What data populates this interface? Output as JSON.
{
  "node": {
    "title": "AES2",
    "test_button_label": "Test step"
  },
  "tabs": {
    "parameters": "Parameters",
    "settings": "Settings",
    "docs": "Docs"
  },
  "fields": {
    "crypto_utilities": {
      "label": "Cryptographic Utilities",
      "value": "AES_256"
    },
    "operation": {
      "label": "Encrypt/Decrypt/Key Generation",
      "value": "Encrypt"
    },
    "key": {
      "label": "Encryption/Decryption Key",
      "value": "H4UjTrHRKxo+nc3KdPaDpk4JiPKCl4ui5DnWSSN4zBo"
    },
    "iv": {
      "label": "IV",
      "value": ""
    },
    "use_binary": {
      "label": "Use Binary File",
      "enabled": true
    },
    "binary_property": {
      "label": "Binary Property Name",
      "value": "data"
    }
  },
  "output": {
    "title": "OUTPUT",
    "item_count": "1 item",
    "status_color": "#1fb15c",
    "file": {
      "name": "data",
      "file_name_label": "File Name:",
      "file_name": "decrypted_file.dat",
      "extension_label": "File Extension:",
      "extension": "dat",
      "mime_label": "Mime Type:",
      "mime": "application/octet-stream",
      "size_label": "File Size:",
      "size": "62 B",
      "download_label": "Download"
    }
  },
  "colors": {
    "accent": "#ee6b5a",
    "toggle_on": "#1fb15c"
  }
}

┄┄┄┄┄┄┄┄┄┄

*What is required*. Your task is to quote all of the data word for word.

*Result of this task*.
What data populates this interface? Output as JSON.
{
  "node": {
    "title": "AES2",
    "test_button_label": "Test step"
  },
  "tabs": {
    "parameters": "Parameters",
    "settings": "Settings",
    "docs": "Docs"
  },
  "fields": {
    "crypto_utilities": {
      "label": "Cryptographic Utilities",
      "value": "AES_256"
    },
    "operation": {
      "label": "Encrypt/Decrypt/Key Generation",
      "value": "Encrypt"
    },
    "key": {
      "label": "Encryption/Decryption Key",
      "value": "H4UjTrHRKxo+nc3KdPaDpk4JiPKCl4ui5DnWSSN4zBo"
    },
    "iv": {
      "label": "IV",
      "value": ""
    },
    "use_binary": {
      "label": "Use Binary File",
      "enabled": true
    },
    "binary_property": {
      "label": "Binary Property Name",
      "value": "data"
    }
  },
  "output": {
    "title": "OUTPUT",
    "item_count": "1 item",
    "status_color": "#1fb15c",
    "file": {
      "name": "data",
      "file_name_label": "File Name:",
      "file_name": "decrypted_file.dat",
      "extension_label": "File Extension:",
      "extension": "dat",
      "mime_label": "Mime Type:",
      "mime": "application/octet-stream",
      "size_label": "File Size:",
      "size": "62 B",
      "download_label": "Download"
    }
  },
  "colors": {
    "accent": "#ee6b5a",
    "toggle_on": "#1fb15c"
  }
}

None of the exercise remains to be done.